#### Work to complete
Gather each line containing the string "JSON" from these entries.

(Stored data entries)
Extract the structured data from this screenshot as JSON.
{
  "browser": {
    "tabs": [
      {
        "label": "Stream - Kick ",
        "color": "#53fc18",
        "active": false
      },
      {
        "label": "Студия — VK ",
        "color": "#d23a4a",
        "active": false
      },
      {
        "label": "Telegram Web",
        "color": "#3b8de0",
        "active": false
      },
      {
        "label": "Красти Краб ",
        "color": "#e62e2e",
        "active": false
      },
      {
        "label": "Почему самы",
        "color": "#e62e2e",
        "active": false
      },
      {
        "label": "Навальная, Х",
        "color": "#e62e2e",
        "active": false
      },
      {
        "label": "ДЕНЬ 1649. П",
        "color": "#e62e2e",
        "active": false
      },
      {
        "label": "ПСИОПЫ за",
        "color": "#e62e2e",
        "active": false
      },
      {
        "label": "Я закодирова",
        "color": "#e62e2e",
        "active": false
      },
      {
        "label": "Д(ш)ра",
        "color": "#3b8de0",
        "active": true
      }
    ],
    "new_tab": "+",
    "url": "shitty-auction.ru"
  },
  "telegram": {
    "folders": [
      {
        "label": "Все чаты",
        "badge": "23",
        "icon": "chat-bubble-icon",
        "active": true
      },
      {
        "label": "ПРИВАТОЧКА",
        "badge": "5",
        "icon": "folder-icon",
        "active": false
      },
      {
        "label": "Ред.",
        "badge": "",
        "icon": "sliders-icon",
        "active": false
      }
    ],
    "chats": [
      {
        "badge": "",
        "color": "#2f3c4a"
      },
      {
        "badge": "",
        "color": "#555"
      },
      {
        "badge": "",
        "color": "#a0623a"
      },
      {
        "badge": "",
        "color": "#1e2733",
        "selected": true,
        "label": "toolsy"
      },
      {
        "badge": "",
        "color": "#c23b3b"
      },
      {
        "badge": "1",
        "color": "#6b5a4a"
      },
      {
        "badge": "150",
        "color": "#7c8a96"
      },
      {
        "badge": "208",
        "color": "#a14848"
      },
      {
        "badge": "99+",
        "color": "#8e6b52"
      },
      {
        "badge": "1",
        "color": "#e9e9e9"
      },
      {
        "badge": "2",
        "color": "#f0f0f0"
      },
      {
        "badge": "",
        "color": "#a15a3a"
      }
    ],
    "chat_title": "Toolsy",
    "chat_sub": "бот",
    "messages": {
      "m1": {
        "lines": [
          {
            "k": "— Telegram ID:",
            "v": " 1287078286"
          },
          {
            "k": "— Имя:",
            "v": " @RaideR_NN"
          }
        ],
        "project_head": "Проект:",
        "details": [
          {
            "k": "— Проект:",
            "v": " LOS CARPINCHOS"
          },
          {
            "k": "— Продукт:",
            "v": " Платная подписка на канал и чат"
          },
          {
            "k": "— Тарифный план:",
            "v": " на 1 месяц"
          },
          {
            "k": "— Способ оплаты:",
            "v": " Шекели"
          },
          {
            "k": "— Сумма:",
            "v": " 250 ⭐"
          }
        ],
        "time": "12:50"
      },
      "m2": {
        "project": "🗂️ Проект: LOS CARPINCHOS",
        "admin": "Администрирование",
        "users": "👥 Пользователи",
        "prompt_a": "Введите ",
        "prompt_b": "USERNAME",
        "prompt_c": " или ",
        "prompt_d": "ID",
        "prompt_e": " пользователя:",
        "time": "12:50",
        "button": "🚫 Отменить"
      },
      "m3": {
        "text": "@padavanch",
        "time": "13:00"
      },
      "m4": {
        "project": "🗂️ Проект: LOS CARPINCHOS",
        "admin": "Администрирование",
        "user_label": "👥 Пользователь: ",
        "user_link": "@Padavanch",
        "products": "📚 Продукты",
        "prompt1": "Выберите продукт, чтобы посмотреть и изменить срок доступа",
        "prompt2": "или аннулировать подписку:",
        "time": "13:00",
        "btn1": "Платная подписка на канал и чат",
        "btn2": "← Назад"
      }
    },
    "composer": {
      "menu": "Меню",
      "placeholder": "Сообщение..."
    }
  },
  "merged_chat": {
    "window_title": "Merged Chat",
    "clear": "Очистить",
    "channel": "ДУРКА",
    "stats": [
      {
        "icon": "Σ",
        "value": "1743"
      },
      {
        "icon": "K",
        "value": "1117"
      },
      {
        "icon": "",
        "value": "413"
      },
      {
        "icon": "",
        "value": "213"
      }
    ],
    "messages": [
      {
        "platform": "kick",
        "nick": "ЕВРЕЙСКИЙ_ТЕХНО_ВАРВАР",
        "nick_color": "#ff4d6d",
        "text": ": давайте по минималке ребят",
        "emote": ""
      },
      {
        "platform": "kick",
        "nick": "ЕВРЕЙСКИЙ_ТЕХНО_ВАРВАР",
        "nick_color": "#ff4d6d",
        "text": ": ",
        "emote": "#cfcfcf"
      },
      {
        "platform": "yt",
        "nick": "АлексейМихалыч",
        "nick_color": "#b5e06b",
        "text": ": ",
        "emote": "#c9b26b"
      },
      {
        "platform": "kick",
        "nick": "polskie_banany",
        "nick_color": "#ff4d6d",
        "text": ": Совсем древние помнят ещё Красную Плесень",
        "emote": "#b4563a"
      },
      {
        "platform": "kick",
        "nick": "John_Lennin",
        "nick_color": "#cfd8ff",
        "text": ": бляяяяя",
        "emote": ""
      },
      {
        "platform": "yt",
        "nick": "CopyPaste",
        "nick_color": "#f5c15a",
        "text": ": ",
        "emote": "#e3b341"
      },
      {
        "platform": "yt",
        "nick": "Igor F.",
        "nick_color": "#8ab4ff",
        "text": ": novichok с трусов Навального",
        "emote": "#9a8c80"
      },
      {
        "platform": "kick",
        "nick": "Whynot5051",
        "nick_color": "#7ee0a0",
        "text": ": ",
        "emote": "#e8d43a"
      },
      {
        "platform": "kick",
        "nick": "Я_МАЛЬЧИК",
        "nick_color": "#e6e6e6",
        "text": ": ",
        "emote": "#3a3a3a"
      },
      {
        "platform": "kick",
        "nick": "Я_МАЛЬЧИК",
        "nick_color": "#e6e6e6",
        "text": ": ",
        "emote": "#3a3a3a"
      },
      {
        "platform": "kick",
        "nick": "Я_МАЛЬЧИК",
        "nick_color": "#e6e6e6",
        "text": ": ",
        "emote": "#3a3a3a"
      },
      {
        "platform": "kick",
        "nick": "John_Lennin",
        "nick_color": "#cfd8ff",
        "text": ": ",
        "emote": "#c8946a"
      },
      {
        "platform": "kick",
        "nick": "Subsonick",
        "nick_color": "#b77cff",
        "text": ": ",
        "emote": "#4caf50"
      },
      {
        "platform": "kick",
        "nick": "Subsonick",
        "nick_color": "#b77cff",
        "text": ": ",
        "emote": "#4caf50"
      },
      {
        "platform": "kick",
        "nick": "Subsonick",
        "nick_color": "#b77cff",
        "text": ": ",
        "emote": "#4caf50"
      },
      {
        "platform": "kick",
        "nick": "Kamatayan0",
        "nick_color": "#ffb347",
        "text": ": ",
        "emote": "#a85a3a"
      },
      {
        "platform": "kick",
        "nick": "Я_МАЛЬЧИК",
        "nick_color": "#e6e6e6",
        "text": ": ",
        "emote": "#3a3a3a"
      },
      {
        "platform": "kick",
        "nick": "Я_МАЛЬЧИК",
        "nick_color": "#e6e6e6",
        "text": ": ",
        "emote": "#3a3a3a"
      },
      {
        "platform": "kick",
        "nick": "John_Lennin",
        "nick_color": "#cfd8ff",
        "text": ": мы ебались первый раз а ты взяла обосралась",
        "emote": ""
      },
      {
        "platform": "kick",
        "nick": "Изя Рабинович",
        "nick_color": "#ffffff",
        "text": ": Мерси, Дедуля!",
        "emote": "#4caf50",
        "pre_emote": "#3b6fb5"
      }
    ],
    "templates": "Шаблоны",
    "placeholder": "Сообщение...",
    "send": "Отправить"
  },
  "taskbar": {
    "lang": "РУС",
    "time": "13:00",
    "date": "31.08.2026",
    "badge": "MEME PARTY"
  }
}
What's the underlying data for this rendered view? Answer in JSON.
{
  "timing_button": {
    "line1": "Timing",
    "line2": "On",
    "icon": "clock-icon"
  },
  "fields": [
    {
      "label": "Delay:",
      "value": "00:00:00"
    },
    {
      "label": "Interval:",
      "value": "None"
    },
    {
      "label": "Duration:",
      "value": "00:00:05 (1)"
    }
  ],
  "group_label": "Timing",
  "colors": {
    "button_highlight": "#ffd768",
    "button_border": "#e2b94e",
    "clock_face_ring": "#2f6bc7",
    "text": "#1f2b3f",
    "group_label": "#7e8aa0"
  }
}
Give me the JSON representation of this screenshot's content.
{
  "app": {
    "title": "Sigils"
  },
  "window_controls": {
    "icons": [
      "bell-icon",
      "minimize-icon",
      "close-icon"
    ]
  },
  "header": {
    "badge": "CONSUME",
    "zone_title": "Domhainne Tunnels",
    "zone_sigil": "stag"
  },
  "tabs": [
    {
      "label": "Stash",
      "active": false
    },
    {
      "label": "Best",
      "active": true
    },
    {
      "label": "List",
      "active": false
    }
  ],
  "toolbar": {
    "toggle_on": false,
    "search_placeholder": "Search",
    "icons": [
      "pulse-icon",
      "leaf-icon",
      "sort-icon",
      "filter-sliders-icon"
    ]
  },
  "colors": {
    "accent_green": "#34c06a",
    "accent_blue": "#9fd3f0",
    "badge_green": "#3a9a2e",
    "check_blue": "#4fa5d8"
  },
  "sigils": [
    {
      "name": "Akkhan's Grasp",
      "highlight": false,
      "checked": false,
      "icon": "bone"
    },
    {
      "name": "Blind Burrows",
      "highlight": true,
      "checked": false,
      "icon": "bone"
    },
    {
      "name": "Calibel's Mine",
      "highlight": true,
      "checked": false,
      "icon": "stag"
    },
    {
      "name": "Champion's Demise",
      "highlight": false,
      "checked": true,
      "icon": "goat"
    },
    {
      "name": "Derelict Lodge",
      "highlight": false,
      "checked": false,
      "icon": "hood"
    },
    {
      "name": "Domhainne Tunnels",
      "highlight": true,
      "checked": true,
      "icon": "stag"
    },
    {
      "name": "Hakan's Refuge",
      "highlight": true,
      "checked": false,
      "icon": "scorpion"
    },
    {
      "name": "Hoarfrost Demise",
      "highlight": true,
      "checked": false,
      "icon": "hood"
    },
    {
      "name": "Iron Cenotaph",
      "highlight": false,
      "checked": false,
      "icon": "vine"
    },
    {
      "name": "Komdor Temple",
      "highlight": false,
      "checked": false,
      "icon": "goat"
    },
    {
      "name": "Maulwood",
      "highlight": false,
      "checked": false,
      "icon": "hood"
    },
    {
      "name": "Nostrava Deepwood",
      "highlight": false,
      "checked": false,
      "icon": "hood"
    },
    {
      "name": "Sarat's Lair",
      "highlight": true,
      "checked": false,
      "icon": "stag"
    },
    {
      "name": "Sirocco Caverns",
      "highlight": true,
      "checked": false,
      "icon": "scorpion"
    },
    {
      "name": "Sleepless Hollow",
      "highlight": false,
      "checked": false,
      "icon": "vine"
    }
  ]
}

#### Complete output
Extract the structured data from this screenshot as JSON.
What's the underlying data for this rendered view? Answer in JSON.
Give me the JSON representation of this screenshot's content.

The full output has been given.